_Prompt_:
Find every line in the records below that contains the word "опеки", and copy each such line.

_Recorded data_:
· · · · · · ·

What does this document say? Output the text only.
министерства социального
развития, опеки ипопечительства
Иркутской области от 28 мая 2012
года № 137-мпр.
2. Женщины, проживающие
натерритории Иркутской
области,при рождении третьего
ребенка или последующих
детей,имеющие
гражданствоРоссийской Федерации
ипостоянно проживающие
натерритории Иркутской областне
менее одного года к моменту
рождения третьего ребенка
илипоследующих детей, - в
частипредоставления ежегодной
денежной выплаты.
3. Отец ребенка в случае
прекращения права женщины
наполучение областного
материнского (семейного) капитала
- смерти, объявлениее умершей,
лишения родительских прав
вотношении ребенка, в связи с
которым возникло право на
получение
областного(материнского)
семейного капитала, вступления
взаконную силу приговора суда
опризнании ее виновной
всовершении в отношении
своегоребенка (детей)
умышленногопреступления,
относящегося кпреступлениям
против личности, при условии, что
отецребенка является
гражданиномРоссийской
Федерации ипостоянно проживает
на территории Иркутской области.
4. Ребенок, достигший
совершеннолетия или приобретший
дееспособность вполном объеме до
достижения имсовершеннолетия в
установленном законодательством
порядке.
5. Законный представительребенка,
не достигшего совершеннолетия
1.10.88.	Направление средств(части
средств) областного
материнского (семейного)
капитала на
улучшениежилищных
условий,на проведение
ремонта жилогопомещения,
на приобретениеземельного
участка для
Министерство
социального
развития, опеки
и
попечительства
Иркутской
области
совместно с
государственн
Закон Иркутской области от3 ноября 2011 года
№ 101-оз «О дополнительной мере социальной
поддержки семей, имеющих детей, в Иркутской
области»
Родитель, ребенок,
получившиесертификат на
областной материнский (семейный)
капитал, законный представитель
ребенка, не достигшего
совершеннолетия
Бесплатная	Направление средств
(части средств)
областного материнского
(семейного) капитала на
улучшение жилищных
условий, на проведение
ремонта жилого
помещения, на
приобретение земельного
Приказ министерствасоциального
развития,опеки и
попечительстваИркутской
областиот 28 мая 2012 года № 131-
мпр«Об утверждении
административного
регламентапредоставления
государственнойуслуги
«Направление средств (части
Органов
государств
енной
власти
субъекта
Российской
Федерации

· · · · · · ·

_Task result_:
развития, опеки ипопечительства
развития, опеки
развития,опеки и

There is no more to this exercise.